• **Task brief**
Find the lines below that contain the string "title". Copy each one.

• **Data items**
════════
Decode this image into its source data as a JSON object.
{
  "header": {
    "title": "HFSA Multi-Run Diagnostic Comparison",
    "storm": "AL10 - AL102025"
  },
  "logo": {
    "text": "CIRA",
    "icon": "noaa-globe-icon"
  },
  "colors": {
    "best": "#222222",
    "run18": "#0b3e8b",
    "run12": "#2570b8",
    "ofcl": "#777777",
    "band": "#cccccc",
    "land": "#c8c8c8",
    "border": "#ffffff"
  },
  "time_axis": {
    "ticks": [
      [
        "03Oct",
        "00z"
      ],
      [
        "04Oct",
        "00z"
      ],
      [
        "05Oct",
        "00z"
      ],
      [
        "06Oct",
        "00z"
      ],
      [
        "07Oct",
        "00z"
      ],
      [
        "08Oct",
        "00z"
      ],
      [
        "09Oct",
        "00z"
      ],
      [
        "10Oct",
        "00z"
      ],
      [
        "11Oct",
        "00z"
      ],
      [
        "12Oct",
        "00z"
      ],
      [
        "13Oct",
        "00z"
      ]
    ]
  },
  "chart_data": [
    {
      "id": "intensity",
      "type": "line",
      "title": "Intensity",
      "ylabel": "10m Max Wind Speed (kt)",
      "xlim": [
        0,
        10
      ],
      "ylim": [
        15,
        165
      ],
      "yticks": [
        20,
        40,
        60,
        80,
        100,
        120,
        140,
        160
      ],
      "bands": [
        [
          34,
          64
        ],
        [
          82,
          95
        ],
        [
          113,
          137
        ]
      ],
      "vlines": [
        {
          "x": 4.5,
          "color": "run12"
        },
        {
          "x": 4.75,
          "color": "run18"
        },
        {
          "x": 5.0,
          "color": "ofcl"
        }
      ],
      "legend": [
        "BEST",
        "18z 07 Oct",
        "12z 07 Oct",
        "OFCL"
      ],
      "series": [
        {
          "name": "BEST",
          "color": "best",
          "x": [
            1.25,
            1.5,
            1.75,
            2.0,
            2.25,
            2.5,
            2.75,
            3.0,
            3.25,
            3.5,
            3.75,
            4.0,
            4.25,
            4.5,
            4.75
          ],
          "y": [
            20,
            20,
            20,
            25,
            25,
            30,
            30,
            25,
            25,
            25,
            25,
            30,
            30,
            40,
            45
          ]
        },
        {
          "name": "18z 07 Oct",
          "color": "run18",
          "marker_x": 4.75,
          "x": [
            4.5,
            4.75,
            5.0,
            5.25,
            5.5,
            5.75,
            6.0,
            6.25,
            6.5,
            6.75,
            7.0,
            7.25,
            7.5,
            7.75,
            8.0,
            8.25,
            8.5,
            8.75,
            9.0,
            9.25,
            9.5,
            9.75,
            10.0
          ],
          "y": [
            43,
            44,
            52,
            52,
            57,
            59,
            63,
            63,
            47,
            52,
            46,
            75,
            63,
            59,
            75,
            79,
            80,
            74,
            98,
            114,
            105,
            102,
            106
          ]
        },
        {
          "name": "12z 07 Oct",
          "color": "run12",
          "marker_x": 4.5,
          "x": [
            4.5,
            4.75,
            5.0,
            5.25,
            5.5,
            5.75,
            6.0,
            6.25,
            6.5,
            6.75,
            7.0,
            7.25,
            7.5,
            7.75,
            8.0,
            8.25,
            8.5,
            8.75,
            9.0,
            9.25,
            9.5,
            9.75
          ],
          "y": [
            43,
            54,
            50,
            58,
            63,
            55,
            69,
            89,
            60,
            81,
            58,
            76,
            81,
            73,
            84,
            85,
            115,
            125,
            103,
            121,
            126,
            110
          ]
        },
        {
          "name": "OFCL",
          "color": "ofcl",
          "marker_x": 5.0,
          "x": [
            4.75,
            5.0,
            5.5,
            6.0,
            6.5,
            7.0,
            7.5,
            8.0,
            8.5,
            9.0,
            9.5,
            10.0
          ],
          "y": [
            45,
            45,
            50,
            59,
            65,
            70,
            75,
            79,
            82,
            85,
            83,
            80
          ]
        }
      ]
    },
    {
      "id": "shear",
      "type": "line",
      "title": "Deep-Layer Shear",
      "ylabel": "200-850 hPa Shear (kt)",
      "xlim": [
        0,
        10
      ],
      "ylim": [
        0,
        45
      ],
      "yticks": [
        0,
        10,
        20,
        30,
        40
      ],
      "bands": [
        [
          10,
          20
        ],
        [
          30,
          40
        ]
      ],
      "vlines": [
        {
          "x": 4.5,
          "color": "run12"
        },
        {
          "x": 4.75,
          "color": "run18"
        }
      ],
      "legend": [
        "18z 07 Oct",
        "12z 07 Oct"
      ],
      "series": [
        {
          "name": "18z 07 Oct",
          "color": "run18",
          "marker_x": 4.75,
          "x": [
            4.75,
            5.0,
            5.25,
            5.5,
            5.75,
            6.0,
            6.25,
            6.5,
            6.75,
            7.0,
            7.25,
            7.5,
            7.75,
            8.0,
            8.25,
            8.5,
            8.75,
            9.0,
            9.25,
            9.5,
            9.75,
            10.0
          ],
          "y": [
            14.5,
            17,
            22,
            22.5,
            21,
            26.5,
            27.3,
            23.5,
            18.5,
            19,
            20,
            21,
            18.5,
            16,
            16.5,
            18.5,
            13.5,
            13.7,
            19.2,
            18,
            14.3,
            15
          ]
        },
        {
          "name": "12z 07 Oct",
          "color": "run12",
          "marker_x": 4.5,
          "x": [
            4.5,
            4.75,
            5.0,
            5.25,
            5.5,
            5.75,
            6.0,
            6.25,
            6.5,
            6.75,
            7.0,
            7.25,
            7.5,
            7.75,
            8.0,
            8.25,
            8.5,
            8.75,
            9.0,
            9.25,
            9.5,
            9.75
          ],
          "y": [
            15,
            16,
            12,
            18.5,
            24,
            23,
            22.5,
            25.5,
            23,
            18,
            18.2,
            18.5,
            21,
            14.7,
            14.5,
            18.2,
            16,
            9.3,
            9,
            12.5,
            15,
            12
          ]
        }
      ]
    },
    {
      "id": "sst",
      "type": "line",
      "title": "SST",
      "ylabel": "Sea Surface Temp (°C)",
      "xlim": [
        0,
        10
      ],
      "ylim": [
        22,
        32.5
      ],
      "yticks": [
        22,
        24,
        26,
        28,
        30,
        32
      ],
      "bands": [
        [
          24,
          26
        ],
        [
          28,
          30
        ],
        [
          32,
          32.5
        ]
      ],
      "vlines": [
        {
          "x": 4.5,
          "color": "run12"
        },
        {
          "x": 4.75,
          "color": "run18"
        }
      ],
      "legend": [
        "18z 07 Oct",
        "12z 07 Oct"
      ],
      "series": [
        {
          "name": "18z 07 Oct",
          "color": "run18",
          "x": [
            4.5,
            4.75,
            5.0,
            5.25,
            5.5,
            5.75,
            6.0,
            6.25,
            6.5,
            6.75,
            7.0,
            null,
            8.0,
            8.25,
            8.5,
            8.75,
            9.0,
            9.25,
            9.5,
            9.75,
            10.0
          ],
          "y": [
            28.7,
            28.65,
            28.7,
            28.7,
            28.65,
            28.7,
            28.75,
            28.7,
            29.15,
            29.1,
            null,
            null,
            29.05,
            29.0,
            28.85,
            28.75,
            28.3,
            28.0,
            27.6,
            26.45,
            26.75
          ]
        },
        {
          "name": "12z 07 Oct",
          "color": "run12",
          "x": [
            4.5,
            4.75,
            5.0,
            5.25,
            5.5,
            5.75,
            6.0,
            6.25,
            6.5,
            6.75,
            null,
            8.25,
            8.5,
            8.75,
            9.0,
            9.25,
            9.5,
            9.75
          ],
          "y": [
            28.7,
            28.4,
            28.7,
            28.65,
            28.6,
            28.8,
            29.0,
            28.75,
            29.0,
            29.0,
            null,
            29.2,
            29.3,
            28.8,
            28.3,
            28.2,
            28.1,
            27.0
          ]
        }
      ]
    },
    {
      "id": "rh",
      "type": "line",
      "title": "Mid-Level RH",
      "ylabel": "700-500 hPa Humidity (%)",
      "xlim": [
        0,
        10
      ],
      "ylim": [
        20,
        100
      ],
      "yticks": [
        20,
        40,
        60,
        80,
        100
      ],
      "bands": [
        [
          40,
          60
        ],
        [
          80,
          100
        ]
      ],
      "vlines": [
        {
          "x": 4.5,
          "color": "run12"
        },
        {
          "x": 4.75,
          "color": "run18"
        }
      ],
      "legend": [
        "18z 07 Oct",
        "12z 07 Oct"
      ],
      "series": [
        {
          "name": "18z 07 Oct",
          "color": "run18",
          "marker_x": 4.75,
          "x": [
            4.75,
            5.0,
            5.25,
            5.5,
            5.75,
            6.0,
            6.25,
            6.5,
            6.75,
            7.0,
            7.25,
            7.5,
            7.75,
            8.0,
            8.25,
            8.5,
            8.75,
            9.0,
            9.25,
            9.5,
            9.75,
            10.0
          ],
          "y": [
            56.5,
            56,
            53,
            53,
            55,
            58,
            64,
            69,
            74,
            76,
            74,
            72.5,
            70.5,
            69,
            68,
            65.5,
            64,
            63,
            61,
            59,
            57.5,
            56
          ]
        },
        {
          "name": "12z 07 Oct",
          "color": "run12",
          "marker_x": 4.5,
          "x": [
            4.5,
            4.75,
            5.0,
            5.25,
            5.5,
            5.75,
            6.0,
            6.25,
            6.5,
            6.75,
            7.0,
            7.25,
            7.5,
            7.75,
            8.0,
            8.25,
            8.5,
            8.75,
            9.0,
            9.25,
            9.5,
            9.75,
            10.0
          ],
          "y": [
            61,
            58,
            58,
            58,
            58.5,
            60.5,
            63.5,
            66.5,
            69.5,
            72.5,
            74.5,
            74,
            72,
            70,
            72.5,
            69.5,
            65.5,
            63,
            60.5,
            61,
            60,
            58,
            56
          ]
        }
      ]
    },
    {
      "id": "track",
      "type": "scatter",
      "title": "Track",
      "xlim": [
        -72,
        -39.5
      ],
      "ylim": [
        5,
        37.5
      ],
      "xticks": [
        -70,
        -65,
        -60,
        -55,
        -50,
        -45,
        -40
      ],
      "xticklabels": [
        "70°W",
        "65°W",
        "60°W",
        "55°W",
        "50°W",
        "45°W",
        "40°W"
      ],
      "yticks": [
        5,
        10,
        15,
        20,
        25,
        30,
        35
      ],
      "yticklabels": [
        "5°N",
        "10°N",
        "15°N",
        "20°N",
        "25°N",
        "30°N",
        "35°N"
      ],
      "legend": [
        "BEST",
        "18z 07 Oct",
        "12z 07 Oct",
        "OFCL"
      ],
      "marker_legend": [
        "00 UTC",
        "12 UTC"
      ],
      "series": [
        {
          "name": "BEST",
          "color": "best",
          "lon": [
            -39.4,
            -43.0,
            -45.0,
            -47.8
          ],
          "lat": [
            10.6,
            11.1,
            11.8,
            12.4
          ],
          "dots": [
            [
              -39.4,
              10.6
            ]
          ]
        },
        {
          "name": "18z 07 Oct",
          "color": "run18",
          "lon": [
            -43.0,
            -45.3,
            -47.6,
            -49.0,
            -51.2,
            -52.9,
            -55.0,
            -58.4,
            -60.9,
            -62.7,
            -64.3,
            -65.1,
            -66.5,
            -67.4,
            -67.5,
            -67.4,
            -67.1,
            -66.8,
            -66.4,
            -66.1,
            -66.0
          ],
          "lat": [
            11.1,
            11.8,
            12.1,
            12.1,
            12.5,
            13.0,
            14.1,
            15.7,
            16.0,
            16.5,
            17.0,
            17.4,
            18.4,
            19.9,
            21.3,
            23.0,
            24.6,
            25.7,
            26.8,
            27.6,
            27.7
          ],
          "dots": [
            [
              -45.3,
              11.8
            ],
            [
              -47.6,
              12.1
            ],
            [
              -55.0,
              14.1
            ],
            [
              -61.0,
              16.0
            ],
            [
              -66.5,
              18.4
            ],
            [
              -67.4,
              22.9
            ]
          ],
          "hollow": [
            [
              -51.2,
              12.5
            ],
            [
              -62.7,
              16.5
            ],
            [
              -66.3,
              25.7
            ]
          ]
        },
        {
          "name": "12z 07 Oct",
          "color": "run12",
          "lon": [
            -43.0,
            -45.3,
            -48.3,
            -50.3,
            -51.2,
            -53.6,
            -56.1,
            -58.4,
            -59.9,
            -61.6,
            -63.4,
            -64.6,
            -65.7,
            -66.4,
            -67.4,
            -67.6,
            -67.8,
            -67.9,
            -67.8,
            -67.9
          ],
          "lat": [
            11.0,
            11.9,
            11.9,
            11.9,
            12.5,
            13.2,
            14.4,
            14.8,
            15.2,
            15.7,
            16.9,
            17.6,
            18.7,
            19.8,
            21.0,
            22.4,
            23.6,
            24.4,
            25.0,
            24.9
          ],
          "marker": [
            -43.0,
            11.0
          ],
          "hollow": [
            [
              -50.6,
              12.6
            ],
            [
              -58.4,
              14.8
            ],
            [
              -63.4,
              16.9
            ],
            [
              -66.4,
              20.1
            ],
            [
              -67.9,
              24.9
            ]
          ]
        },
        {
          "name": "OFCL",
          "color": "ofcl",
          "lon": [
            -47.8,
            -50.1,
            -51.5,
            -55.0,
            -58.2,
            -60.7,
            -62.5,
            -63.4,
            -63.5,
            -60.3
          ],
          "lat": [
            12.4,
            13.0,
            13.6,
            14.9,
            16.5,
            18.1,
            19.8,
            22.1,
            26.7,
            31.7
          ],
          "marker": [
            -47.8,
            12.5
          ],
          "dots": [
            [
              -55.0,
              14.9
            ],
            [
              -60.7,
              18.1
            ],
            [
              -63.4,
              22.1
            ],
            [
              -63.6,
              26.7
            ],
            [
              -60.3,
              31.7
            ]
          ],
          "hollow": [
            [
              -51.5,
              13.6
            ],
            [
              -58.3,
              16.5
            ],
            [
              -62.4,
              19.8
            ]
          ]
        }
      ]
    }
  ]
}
════════
• **Answer for the task**
    "title": "HFSA Multi-Run Diagnostic Comparison",
      "title": "Intensity",
      "title": "Deep-Layer Shear",
      "title": "SST",
      "title": "Mid-Level RH",
      "title": "Track",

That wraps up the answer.